Dataset rows
^^^^

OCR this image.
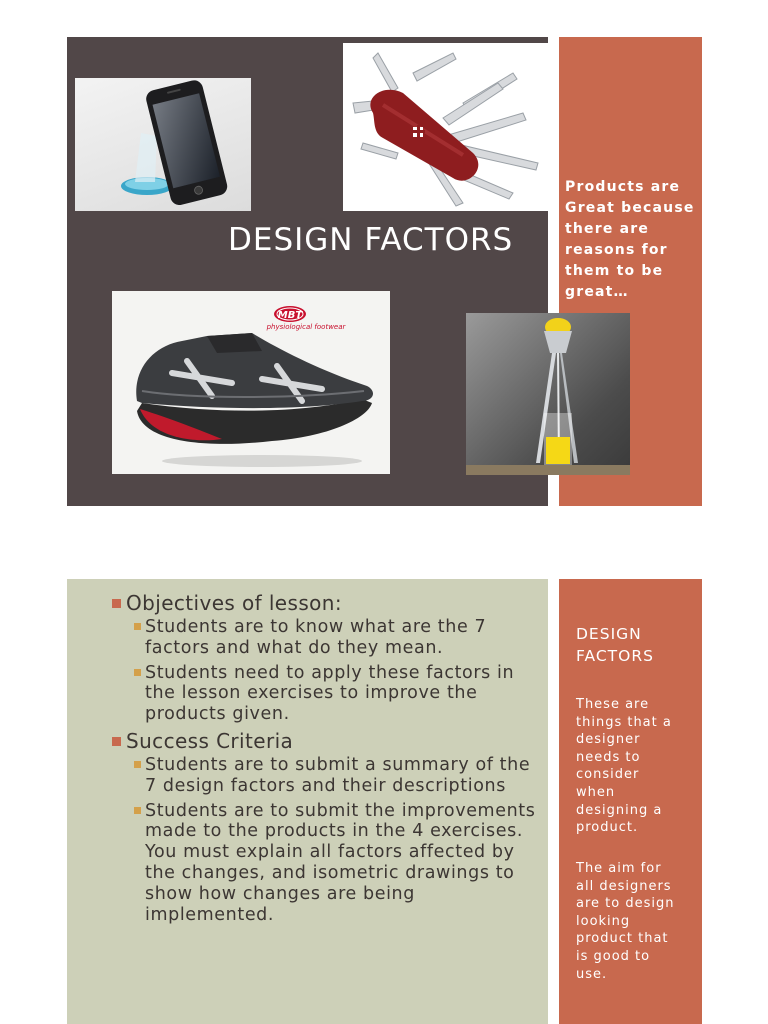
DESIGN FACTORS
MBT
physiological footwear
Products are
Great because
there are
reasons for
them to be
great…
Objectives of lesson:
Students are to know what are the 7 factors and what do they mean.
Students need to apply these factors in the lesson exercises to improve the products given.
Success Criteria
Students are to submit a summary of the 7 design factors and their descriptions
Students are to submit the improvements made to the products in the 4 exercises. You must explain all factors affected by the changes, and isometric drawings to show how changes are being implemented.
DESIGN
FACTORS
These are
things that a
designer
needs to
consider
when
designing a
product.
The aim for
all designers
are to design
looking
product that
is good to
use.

^^^^

● What this task involves: Pull out every line in the data above that has the word "submit".

● Output of the exercise:
Students are to submit a summary of the 7 design factors and their descriptions
Students are to submit the improvements made to the products in the 4 exercises. You must explain all factors affected by the changes, and isometric drawings to show how changes are being implemented.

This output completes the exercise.